Chart and figure data:
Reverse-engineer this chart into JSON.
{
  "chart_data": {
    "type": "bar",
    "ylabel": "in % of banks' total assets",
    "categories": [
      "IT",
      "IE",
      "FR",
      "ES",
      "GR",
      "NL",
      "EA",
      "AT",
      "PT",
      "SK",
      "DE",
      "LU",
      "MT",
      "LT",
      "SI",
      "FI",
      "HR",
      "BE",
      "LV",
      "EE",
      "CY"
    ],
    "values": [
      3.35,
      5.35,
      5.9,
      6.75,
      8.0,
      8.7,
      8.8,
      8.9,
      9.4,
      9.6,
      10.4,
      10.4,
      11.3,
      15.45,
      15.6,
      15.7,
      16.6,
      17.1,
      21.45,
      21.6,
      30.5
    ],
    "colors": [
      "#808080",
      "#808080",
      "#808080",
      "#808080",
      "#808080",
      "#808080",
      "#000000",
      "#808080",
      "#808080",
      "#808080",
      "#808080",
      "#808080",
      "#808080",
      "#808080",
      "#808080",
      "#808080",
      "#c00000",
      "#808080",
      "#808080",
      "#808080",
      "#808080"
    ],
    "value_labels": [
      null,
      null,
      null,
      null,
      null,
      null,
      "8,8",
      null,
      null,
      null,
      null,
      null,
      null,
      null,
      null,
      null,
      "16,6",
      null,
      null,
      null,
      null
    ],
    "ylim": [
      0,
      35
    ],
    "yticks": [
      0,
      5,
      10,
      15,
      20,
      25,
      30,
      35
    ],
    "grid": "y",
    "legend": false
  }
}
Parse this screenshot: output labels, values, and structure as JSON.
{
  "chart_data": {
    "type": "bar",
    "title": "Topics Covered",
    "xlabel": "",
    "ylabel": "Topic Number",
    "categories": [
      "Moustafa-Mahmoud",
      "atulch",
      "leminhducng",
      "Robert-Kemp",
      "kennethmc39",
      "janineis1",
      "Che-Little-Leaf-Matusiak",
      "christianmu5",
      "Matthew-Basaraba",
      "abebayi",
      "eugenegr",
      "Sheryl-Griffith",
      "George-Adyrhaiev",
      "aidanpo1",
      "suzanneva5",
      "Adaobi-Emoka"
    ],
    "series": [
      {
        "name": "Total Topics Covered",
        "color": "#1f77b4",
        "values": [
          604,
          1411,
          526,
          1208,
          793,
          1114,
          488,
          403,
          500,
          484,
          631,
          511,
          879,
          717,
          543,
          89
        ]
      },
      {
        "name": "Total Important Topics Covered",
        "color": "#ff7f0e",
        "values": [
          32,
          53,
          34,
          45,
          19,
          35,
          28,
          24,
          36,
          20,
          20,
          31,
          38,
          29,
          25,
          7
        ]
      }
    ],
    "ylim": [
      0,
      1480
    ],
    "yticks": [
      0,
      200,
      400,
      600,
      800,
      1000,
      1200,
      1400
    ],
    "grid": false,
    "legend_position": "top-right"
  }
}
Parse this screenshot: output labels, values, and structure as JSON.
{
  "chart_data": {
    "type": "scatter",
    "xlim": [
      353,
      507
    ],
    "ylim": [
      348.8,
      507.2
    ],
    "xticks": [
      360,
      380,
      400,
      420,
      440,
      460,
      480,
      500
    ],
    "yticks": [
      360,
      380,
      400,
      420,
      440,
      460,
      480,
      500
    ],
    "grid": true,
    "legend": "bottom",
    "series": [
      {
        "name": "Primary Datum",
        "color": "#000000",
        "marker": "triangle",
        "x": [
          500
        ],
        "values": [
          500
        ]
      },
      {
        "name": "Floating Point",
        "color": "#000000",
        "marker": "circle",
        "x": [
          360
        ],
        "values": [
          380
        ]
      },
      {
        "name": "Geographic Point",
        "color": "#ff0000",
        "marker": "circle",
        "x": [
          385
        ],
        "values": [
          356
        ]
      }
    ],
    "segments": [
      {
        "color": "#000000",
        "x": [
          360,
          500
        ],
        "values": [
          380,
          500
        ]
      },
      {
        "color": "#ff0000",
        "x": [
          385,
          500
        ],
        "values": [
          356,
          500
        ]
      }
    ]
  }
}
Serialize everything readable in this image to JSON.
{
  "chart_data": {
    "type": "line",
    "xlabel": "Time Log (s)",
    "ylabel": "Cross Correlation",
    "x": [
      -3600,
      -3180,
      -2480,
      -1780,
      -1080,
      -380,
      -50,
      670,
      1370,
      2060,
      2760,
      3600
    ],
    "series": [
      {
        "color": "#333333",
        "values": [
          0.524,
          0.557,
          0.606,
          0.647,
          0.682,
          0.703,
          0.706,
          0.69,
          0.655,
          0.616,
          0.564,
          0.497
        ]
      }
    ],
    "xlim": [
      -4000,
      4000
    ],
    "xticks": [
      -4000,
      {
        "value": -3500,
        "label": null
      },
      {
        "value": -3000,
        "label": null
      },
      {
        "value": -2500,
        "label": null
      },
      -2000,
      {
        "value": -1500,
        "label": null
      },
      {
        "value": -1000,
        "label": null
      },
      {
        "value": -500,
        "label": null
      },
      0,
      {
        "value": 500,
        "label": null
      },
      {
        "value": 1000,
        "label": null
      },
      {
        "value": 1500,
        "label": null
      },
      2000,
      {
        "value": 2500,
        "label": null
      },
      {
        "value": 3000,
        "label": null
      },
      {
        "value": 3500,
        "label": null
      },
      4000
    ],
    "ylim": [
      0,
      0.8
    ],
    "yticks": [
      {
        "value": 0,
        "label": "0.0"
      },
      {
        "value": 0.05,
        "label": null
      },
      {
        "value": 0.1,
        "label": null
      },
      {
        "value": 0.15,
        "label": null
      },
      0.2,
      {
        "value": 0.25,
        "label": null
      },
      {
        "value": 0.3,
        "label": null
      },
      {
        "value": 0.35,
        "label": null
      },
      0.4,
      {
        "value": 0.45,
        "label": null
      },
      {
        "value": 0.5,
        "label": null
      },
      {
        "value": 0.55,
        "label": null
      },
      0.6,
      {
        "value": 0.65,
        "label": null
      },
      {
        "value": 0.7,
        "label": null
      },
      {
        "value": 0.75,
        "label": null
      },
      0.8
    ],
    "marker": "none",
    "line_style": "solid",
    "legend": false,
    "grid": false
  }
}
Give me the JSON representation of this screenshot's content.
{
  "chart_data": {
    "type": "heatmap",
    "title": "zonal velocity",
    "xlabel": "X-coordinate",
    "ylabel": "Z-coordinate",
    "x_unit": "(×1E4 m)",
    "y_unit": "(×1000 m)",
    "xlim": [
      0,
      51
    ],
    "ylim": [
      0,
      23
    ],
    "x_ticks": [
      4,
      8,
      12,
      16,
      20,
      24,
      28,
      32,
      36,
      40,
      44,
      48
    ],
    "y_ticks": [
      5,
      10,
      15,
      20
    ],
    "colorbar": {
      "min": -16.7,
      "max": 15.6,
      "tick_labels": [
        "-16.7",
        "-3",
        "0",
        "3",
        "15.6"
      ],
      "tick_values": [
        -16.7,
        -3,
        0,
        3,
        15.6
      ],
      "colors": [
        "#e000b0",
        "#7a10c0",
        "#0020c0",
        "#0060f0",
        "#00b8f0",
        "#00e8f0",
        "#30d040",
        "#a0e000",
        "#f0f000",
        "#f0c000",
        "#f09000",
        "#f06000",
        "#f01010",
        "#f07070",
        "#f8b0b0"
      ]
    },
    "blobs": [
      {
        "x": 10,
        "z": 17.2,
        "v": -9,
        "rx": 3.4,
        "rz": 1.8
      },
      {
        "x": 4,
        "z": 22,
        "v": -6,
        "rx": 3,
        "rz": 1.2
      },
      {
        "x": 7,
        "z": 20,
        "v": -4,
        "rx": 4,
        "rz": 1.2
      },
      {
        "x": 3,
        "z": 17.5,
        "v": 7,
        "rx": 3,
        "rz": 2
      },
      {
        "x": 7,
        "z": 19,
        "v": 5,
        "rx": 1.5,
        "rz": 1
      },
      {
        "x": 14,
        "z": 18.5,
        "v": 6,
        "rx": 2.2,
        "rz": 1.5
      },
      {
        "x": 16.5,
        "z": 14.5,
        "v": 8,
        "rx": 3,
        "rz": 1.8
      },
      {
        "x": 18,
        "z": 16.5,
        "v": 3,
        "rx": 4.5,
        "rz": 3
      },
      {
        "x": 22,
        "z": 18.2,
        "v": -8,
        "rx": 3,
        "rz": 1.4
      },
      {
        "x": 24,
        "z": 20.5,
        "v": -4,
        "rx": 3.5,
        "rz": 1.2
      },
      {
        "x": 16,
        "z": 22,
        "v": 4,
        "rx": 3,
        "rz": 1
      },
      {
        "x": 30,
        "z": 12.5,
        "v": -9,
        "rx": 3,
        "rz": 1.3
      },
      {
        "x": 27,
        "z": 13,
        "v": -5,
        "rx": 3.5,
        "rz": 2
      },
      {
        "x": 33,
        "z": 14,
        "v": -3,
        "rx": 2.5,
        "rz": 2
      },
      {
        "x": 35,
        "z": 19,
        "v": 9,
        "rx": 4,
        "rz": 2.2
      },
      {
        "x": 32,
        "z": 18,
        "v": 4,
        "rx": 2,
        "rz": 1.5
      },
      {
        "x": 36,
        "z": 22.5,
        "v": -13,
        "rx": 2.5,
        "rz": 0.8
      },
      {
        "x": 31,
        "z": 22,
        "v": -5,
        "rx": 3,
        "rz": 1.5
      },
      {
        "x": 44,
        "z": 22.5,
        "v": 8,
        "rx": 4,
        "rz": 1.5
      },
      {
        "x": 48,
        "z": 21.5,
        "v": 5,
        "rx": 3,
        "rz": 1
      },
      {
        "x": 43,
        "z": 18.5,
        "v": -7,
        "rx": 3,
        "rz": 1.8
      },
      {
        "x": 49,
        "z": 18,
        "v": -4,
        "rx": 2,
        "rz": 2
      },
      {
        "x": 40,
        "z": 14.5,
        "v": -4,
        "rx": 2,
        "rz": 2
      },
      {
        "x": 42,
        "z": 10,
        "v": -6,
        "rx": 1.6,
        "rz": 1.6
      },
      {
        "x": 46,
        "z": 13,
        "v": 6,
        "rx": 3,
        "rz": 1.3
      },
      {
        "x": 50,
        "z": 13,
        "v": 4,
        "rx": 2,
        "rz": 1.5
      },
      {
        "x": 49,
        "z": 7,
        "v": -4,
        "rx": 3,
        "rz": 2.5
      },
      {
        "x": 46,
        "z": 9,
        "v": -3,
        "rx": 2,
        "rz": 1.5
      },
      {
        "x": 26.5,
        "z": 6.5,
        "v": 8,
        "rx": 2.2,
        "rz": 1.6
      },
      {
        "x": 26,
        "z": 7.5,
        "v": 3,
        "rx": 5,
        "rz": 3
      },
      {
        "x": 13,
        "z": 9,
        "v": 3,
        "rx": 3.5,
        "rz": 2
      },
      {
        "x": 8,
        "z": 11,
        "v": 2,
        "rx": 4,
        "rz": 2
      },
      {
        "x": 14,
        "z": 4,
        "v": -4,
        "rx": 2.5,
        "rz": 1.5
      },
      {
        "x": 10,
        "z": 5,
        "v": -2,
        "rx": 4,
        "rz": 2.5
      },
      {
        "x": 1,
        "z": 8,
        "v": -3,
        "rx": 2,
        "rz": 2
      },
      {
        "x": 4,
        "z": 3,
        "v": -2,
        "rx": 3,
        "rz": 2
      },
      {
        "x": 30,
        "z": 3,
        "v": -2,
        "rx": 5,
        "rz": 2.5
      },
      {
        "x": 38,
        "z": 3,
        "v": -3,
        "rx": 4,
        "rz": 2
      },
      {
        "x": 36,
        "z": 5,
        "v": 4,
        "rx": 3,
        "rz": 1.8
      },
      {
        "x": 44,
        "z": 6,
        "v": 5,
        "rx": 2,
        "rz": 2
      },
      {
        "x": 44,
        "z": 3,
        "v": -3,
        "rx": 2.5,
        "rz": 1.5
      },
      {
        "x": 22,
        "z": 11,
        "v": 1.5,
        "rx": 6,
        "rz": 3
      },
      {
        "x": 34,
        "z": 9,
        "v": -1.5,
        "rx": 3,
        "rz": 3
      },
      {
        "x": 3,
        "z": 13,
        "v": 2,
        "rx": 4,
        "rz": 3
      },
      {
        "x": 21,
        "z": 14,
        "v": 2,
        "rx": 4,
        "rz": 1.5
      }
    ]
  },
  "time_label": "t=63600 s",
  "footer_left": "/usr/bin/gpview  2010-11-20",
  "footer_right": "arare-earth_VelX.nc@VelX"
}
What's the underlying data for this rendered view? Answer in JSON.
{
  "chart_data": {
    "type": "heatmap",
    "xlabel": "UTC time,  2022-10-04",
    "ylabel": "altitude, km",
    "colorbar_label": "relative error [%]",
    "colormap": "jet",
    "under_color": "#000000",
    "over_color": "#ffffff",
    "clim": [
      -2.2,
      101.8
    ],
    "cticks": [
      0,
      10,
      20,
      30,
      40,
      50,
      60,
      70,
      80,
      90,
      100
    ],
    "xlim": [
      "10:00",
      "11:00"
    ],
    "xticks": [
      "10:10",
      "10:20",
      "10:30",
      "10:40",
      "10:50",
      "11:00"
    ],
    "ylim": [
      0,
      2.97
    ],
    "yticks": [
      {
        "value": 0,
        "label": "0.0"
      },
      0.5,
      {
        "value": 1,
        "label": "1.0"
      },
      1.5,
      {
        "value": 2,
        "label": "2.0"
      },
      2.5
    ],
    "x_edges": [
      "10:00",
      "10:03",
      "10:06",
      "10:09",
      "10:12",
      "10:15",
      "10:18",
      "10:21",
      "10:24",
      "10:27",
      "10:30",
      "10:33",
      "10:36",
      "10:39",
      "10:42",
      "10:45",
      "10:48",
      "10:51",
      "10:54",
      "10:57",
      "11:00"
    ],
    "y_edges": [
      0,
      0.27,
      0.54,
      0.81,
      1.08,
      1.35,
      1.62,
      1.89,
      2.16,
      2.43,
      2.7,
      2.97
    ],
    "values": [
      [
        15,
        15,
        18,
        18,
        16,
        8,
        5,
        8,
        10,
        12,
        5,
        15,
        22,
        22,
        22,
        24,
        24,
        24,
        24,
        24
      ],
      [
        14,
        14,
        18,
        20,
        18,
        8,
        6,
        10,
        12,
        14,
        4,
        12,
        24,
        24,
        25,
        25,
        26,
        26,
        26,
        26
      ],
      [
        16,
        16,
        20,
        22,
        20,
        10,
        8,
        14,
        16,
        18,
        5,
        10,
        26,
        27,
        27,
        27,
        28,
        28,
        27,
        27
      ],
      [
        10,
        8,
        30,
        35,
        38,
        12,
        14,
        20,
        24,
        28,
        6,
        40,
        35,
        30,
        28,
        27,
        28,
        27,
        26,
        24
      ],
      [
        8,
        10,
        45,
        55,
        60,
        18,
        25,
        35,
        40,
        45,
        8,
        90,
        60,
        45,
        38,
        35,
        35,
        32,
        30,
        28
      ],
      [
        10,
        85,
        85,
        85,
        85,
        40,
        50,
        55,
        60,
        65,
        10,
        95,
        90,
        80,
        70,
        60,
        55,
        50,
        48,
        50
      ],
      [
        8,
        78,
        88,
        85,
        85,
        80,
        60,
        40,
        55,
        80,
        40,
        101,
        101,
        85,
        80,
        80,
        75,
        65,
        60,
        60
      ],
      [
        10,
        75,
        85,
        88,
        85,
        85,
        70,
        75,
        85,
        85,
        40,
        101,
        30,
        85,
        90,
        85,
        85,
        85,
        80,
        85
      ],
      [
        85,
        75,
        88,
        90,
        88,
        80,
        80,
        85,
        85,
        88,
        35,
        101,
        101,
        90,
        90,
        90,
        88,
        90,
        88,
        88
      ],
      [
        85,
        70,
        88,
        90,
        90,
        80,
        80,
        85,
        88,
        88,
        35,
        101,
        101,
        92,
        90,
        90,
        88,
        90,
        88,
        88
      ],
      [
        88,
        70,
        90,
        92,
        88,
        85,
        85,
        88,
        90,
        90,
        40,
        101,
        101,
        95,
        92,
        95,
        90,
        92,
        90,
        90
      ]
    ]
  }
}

* [Task prompt] Report how many lines in the records above contain the word "Covered", giving only the number.

* [Solution for this task] 3